*Exercise task*
In the entries below, count every line containing "informático". Reply with the number alone.

-------- Recorded information --------

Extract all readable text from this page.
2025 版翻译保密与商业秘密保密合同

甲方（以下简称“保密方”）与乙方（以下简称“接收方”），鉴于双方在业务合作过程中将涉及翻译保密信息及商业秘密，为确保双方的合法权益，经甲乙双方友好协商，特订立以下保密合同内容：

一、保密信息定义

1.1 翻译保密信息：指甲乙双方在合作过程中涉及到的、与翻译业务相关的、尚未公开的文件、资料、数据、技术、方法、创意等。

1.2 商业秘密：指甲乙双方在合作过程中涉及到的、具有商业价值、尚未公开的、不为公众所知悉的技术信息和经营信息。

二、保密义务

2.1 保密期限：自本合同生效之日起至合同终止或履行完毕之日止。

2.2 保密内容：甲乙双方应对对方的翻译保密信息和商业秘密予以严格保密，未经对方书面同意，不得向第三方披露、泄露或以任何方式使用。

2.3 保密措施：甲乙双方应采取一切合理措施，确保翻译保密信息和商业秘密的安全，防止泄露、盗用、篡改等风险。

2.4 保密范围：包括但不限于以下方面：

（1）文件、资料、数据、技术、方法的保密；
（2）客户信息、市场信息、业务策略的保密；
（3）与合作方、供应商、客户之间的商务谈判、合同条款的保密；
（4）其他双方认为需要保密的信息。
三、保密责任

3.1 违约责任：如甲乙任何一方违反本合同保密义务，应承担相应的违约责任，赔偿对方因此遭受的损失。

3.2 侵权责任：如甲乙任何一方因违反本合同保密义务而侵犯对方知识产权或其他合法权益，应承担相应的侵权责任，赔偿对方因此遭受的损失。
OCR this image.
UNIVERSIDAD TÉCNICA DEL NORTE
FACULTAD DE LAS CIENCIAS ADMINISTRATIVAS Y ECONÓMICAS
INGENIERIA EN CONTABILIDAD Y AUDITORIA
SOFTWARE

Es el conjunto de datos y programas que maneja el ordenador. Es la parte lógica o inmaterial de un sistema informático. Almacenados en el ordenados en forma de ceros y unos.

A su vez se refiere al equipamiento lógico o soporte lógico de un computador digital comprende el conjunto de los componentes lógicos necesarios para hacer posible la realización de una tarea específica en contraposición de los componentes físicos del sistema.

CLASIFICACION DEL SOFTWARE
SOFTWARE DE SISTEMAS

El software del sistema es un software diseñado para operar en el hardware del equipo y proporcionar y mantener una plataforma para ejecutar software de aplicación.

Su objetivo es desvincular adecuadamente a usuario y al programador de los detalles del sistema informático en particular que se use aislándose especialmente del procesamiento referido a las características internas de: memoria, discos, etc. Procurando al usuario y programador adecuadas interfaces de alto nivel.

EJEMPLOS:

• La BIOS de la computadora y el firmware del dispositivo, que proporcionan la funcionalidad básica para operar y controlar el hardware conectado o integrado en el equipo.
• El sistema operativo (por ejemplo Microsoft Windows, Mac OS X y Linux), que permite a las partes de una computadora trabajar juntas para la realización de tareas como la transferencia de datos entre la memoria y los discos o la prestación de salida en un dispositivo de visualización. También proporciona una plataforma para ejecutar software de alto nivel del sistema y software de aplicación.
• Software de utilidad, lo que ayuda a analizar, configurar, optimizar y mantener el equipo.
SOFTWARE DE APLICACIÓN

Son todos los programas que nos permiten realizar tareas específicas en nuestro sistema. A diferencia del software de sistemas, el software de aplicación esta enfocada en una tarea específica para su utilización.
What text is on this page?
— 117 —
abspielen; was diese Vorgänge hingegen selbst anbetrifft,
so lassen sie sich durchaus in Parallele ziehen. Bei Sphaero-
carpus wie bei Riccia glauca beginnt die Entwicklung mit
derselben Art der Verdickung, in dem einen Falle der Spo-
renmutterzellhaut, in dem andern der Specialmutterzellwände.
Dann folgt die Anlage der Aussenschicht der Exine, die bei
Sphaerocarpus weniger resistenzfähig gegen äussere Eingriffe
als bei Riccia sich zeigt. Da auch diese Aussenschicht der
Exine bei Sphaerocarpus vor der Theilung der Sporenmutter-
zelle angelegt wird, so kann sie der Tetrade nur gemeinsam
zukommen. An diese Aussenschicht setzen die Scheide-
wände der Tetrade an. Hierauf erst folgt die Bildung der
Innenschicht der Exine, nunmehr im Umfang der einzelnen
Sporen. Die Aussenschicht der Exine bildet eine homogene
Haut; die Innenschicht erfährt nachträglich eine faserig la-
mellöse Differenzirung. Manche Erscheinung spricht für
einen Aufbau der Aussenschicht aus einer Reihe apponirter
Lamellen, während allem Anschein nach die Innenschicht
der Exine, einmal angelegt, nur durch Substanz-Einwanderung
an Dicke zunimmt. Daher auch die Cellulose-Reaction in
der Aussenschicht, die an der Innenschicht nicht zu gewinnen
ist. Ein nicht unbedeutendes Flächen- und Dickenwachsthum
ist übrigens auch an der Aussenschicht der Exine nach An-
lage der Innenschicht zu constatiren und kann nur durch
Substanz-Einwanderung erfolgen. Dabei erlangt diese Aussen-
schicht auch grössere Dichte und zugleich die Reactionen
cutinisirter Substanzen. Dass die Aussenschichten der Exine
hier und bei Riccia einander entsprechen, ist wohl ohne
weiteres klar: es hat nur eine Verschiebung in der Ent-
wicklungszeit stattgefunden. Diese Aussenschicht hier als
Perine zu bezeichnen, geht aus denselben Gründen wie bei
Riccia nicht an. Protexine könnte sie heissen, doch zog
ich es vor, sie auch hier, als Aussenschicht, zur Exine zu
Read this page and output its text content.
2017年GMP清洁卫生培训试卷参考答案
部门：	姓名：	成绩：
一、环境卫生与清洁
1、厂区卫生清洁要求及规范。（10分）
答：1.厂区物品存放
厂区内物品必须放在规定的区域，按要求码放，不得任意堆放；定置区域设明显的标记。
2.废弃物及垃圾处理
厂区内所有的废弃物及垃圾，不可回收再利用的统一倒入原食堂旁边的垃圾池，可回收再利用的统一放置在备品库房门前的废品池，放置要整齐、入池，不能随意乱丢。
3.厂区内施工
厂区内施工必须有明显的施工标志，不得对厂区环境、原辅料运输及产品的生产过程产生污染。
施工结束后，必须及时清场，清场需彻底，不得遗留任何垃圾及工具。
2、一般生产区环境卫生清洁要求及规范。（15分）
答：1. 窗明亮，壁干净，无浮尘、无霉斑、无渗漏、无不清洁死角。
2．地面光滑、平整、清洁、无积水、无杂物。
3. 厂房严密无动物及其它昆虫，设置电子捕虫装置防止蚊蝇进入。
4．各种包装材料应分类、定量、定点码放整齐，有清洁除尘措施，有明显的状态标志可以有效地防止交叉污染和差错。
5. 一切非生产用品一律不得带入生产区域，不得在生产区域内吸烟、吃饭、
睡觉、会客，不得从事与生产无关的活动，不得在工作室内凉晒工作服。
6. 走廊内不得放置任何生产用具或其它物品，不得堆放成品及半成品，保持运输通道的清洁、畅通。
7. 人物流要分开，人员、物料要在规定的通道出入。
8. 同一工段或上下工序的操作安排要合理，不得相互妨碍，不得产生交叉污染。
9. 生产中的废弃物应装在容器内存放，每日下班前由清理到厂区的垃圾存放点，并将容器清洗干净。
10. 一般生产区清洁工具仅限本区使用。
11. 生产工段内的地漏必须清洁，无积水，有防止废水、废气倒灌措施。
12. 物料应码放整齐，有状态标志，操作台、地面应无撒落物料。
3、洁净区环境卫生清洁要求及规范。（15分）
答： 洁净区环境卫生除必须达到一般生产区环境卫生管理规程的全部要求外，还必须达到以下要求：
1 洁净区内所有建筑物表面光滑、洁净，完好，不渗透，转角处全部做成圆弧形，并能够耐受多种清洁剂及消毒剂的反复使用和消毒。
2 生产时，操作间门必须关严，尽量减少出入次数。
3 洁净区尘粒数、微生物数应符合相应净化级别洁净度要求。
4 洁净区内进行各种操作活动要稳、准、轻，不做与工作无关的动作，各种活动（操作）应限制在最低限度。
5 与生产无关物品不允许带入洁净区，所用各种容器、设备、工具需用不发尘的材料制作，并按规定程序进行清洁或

--------

*Answer to this problem*
2